Task.
Your answer must be an exact copy of all the entries.

——————————

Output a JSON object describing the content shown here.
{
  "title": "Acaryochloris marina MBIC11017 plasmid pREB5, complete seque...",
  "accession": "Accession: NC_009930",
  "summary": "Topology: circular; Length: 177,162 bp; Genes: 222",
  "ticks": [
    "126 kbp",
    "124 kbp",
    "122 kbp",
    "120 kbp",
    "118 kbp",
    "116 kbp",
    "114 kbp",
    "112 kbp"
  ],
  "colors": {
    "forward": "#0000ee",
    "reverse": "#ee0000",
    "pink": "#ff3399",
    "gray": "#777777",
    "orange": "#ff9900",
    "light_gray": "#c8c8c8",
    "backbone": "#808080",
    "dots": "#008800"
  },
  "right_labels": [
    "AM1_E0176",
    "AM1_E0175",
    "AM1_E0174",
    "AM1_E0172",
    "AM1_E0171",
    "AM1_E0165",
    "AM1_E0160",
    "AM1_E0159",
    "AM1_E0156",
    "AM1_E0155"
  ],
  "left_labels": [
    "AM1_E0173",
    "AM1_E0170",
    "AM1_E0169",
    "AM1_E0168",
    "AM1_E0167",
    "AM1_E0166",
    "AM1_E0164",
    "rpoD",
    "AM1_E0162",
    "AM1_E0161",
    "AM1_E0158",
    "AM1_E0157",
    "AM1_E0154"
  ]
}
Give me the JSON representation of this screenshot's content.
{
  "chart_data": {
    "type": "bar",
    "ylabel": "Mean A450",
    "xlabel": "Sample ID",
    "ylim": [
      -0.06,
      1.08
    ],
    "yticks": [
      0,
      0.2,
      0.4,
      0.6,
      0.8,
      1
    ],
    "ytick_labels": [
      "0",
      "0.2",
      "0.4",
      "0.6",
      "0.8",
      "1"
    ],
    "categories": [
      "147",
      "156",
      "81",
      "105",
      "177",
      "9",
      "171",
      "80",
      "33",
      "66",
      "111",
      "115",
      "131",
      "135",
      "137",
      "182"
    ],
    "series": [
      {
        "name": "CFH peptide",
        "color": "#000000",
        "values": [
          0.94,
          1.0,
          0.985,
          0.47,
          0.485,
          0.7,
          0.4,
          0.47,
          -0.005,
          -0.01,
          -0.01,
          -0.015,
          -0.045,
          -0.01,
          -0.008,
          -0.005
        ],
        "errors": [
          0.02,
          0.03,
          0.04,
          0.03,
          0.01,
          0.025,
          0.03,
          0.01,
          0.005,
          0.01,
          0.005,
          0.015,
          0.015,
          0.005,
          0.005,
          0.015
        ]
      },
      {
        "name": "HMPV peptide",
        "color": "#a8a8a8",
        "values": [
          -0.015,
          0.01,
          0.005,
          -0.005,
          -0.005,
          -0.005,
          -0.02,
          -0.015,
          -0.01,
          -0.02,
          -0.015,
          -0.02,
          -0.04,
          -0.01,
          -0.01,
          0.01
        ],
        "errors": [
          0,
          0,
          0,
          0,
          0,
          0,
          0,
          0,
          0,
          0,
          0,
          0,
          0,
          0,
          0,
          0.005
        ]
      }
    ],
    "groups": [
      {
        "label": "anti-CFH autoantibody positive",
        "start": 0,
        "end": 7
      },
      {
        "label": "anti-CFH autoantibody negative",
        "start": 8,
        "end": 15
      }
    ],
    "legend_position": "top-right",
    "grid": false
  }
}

——————————

Task answer.
Output a JSON object describing the content shown here.
{
  "title": "Acaryochloris marina MBIC11017 plasmid pREB5, complete seque...",
  "accession": "Accession: NC_009930",
  "summary": "Topology: circular; Length: 177,162 bp; Genes: 222",
  "ticks": [
    "126 kbp",
    "124 kbp",
    "122 kbp",
    "120 kbp",
    "118 kbp",
    "116 kbp",
    "114 kbp",
    "112 kbp"
  ],
  "colors": {
    "forward": "#0000ee",
    "reverse": "#ee0000",
    "pink": "#ff3399",
    "gray": "#777777",
    "orange": "#ff9900",
    "light_gray": "#c8c8c8",
    "backbone": "#808080",
    "dots": "#008800"
  },
  "right_labels": [
    "AM1_E0176",
    "AM1_E0175",
    "AM1_E0174",
    "AM1_E0172",
    "AM1_E0171",
    "AM1_E0165",
    "AM1_E0160",
    "AM1_E0159",
    "AM1_E0156",
    "AM1_E0155"
  ],
  "left_labels": [
    "AM1_E0173",
    "AM1_E0170",
    "AM1_E0169",
    "AM1_E0168",
    "AM1_E0167",
    "AM1_E0166",
    "AM1_E0164",
    "rpoD",
    "AM1_E0162",
    "AM1_E0161",
    "AM1_E0158",
    "AM1_E0157",
    "AM1_E0154"
  ]
}
Give me the JSON representation of this screenshot's content.
{
  "chart_data": {
    "type": "bar",
    "ylabel": "Mean A450",
    "xlabel": "Sample ID",
    "ylim": [
      -0.06,
      1.08
    ],
    "yticks": [
      0,
      0.2,
      0.4,
      0.6,
      0.8,
      1
    ],
    "ytick_labels": [
      "0",
      "0.2",
      "0.4",
      "0.6",
      "0.8",
      "1"
    ],
    "categories": [
      "147",
      "156",
      "81",
      "105",
      "177",
      "9",
      "171",
      "80",
      "33",
      "66",
      "111",
      "115",
      "131",
      "135",
      "137",
      "182"
    ],
    "series": [
      {
        "name": "CFH peptide",
        "color": "#000000",
        "values": [
          0.94,
          1.0,
          0.985,
          0.47,
          0.485,
          0.7,
          0.4,
          0.47,
          -0.005,
          -0.01,
          -0.01,
          -0.015,
          -0.045,
          -0.01,
          -0.008,
          -0.005
        ],
        "errors": [
          0.02,
          0.03,
          0.04,
          0.03,
          0.01,
          0.025,
          0.03,
          0.01,
          0.005,
          0.01,
          0.005,
          0.015,
          0.015,
          0.005,
          0.005,
          0.015
        ]
      },
      {
        "name": "HMPV peptide",
        "color": "#a8a8a8",
        "values": [
          -0.015,
          0.01,
          0.005,
          -0.005,
          -0.005,
          -0.005,
          -0.02,
          -0.015,
          -0.01,
          -0.02,
          -0.015,
          -0.02,
          -0.04,
          -0.01,
          -0.01,
          0.01
        ],
        "errors": [
          0,
          0,
          0,
          0,
          0,
          0,
          0,
          0,
          0,
          0,
          0,
          0,
          0,
          0,
          0,
          0.005
        ]
      }
    ],
    "groups": [
      {
        "label": "anti-CFH autoantibody positive",
        "start": 0,
        "end": 7
      },
      {
        "label": "anti-CFH autoantibody negative",
        "start": 8,
        "end": 15
      }
    ],
    "legend_position": "top-right",
    "grid": false
  }
}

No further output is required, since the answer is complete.